(A run of records)
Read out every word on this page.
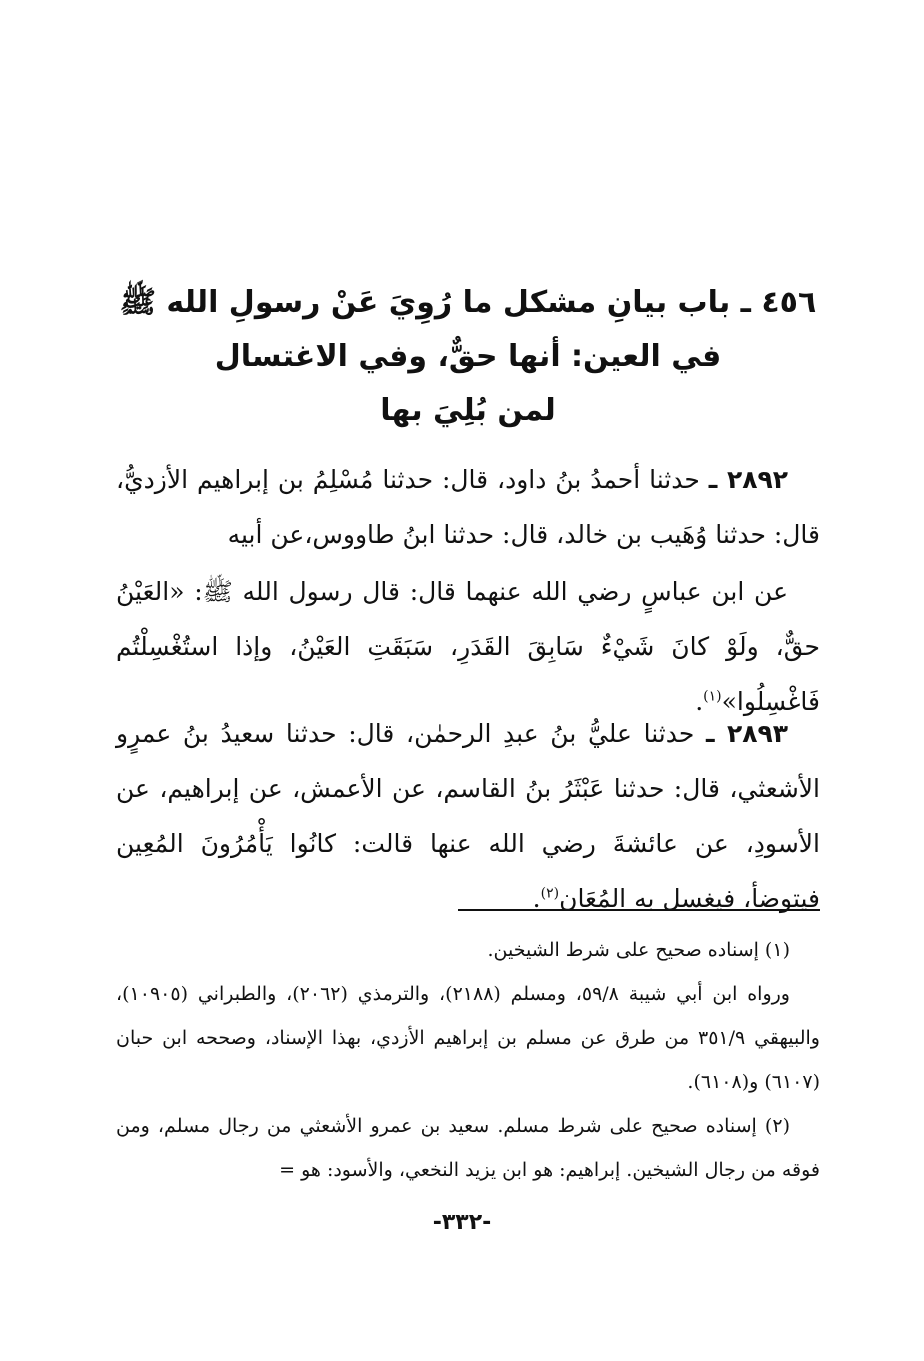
٤٥٦ ـ باب بيانِ مشكل ما رُوِيَ عَنْ رسولِ الله ﷺ
في العين: أنها حقٌّ، وفي الاغتسال
لمن بُلِيَ بها

٢٨٩٢ ـ حدثنا أحمدُ بنُ داود، قال: حدثنا مُسْلِمُ بن إبراهيم الأزديُّ، قال: حدثنا وُهَيب بن خالد، قال: حدثنا ابنُ طاووس،عن أبيه

عن ابن عباسٍ رضي الله عنهما قال: قال رسول الله ﷺ: «العَيْنُ حقٌّ، ولَوْ كانَ شَيْءٌ سَابِقَ القَدَرِ، سَبَقَتِ العَيْنُ، وإذا استُغْسِلْتُم فَاغْسِلُوا»$^{(١)}$.

٢٨٩٣ ـ حدثنا عليُّ بنُ عبدِ الرحمٰن، قال: حدثنا سعيدُ بنُ عمرٍو الأشعثي، قال: حدثنا عَبْثَرُ بنُ القاسم، عن الأعمش، عن إبراهيم، عن الأسودِ، عن عائشةَ رضي الله عنها قالت: كانُوا يَأْمُرُونَ المُعِين فيتوضأ، فيغسل به المُعَان$^{(٢)}$.

(١) إسناده صحيح على شرط الشيخين.

ورواه ابن أبي شيبة ٥٩/٨، ومسلم (٢١٨٨)، والترمذي (٢٠٦٢)، والطبراني (١٠٩٠٥)، والبيهقي ٣٥١/٩ من طرق عن مسلم بن إبراهيم الأزدي، بهذا الإسناد، وصححه ابن حبان (٦١٠٧) و(٦١٠٨).

(٢) إسناده صحيح على شرط مسلم. سعيد بن عمرو الأشعثي من رجال مسلم، ومن فوقه من رجال الشيخين. إبراهيم: هو ابن يزيد النخعي، والأسود: هو =

-٣٣٢-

> [EXERCISE AIM]
Return all of the data exactly as written, and drop the pictures.

> [EXERCISE OUTPUT]
Read out every word on this page.
٤٥٦ ـ باب بيانِ مشكل ما رُوِيَ عَنْ رسولِ الله ﷺ
في العين: أنها حقٌّ، وفي الاغتسال
لمن بُلِيَ بها

٢٨٩٢ ـ حدثنا أحمدُ بنُ داود، قال: حدثنا مُسْلِمُ بن إبراهيم الأزديُّ، قال: حدثنا وُهَيب بن خالد، قال: حدثنا ابنُ طاووس،عن أبيه

عن ابن عباسٍ رضي الله عنهما قال: قال رسول الله ﷺ: «العَيْنُ حقٌّ، ولَوْ كانَ شَيْءٌ سَابِقَ القَدَرِ، سَبَقَتِ العَيْنُ، وإذا استُغْسِلْتُم فَاغْسِلُوا»$^{(١)}$.

٢٨٩٣ ـ حدثنا عليُّ بنُ عبدِ الرحمٰن، قال: حدثنا سعيدُ بنُ عمرٍو الأشعثي، قال: حدثنا عَبْثَرُ بنُ القاسم، عن الأعمش، عن إبراهيم، عن الأسودِ، عن عائشةَ رضي الله عنها قالت: كانُوا يَأْمُرُونَ المُعِين فيتوضأ، فيغسل به المُعَان$^{(٢)}$.

(١) إسناده صحيح على شرط الشيخين.

ورواه ابن أبي شيبة ٥٩/٨، ومسلم (٢١٨٨)، والترمذي (٢٠٦٢)، والطبراني (١٠٩٠٥)، والبيهقي ٣٥١/٩ من طرق عن مسلم بن إبراهيم الأزدي، بهذا الإسناد، وصححه ابن حبان (٦١٠٧) و(٦١٠٨).

(٢) إسناده صحيح على شرط مسلم. سعيد بن عمرو الأشعثي من رجال مسلم، ومن فوقه من رجال الشيخين. إبراهيم: هو ابن يزيد النخعي، والأسود: هو =

-٣٣٢-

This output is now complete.